Aim of the exercise
Each line that follows should be printed again exactly as it stands.

Items
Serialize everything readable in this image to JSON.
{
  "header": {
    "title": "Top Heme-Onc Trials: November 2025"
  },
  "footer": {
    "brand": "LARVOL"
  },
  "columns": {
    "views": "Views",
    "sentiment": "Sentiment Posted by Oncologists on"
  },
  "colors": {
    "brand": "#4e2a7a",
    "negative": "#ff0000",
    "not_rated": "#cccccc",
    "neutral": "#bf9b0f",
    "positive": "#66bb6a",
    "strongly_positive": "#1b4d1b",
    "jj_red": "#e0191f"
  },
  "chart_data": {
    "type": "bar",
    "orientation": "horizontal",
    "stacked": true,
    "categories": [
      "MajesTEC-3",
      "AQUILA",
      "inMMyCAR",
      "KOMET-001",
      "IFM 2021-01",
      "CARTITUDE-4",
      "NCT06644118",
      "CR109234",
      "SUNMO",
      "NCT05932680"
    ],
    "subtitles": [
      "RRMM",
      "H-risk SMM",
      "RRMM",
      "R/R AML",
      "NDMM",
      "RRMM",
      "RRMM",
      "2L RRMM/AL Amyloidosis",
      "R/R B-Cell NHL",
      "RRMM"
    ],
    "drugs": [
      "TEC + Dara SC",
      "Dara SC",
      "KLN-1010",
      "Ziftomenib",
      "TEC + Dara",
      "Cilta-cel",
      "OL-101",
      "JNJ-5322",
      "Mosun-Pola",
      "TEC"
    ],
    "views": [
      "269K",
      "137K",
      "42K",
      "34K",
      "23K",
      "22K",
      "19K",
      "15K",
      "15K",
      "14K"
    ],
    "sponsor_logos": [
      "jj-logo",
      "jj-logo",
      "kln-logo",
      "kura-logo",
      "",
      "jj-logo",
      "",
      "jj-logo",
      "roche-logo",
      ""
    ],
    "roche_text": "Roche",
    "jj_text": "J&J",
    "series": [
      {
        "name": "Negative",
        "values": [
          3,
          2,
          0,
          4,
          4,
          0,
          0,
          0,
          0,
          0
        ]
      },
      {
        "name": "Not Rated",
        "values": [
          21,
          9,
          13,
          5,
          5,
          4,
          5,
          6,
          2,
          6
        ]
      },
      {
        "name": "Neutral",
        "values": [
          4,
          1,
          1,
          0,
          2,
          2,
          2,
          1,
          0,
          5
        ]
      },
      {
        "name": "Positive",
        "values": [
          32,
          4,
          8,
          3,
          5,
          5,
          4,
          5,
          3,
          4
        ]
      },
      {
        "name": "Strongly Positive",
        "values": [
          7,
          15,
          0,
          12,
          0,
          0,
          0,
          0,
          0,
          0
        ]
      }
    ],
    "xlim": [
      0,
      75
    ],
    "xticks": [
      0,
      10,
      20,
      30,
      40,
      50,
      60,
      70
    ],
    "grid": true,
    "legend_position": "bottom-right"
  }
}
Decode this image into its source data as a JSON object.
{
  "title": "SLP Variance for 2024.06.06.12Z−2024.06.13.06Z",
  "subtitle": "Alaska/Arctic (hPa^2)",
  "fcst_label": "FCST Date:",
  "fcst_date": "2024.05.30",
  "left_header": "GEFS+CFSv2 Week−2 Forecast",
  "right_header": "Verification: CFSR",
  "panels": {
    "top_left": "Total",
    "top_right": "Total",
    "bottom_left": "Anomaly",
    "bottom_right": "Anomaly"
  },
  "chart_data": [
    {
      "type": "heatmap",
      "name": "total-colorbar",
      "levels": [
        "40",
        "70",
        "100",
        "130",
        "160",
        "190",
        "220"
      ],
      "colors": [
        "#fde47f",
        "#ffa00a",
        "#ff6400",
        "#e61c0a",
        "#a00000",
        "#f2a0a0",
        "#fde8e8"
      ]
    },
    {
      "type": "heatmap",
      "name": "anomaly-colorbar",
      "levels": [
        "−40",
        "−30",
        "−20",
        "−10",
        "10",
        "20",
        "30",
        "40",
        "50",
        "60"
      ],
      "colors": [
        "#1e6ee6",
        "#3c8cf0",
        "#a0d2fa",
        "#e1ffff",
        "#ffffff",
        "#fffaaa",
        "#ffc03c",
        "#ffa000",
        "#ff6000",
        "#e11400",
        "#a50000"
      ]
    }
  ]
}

Expected answer
Serialize everything readable in this image to JSON.
{
  "header": {
    "title": "Top Heme-Onc Trials: November 2025"
  },
  "footer": {
    "brand": "LARVOL"
  },
  "columns": {
    "views": "Views",
    "sentiment": "Sentiment Posted by Oncologists on"
  },
  "colors": {
    "brand": "#4e2a7a",
    "negative": "#ff0000",
    "not_rated": "#cccccc",
    "neutral": "#bf9b0f",
    "positive": "#66bb6a",
    "strongly_positive": "#1b4d1b",
    "jj_red": "#e0191f"
  },
  "chart_data": {
    "type": "bar",
    "orientation": "horizontal",
    "stacked": true,
    "categories": [
      "MajesTEC-3",
      "AQUILA",
      "inMMyCAR",
      "KOMET-001",
      "IFM 2021-01",
      "CARTITUDE-4",
      "NCT06644118",
      "CR109234",
      "SUNMO",
      "NCT05932680"
    ],
    "subtitles": [
      "RRMM",
      "H-risk SMM",
      "RRMM",
      "R/R AML",
      "NDMM",
      "RRMM",
      "RRMM",
      "2L RRMM/AL Amyloidosis",
      "R/R B-Cell NHL",
      "RRMM"
    ],
    "drugs": [
      "TEC + Dara SC",
      "Dara SC",
      "KLN-1010",
      "Ziftomenib",
      "TEC + Dara",
      "Cilta-cel",
      "OL-101",
      "JNJ-5322",
      "Mosun-Pola",
      "TEC"
    ],
    "views": [
      "269K",
      "137K",
      "42K",
      "34K",
      "23K",
      "22K",
      "19K",
      "15K",
      "15K",
      "14K"
    ],
    "sponsor_logos": [
      "jj-logo",
      "jj-logo",
      "kln-logo",
      "kura-logo",
      "",
      "jj-logo",
      "",
      "jj-logo",
      "roche-logo",
      ""
    ],
    "roche_text": "Roche",
    "jj_text": "J&J",
    "series": [
      {
        "name": "Negative",
        "values": [
          3,
          2,
          0,
          4,
          4,
          0,
          0,
          0,
          0,
          0
        ]
      },
      {
        "name": "Not Rated",
        "values": [
          21,
          9,
          13,
          5,
          5,
          4,
          5,
          6,
          2,
          6
        ]
      },
      {
        "name": "Neutral",
        "values": [
          4,
          1,
          1,
          0,
          2,
          2,
          2,
          1,
          0,
          5
        ]
      },
      {
        "name": "Positive",
        "values": [
          32,
          4,
          8,
          3,
          5,
          5,
          4,
          5,
          3,
          4
        ]
      },
      {
        "name": "Strongly Positive",
        "values": [
          7,
          15,
          0,
          12,
          0,
          0,
          0,
          0,
          0,
          0
        ]
      }
    ],
    "xlim": [
      0,
      75
    ],
    "xticks": [
      0,
      10,
      20,
      30,
      40,
      50,
      60,
      70
    ],
    "grid": true,
    "legend_position": "bottom-right"
  }
}
Decode this image into its source data as a JSON object.
{
  "title": "SLP Variance for 2024.06.06.12Z−2024.06.13.06Z",
  "subtitle": "Alaska/Arctic (hPa^2)",
  "fcst_label": "FCST Date:",
  "fcst_date": "2024.05.30",
  "left_header": "GEFS+CFSv2 Week−2 Forecast",
  "right_header": "Verification: CFSR",
  "panels": {
    "top_left": "Total",
    "top_right": "Total",
    "bottom_left": "Anomaly",
    "bottom_right": "Anomaly"
  },
  "chart_data": [
    {
      "type": "heatmap",
      "name": "total-colorbar",
      "levels": [
        "40",
        "70",
        "100",
        "130",
        "160",
        "190",
        "220"
      ],
      "colors": [
        "#fde47f",
        "#ffa00a",
        "#ff6400",
        "#e61c0a",
        "#a00000",
        "#f2a0a0",
        "#fde8e8"
      ]
    },
    {
      "type": "heatmap",
      "name": "anomaly-colorbar",
      "levels": [
        "−40",
        "−30",
        "−20",
        "−10",
        "10",
        "20",
        "30",
        "40",
        "50",
        "60"
      ],
      "colors": [
        "#1e6ee6",
        "#3c8cf0",
        "#a0d2fa",
        "#e1ffff",
        "#ffffff",
        "#fffaaa",
        "#ffc03c",
        "#ffa000",
        "#ff6000",
        "#e11400",
        "#a50000"
      ]
    }
  ]
}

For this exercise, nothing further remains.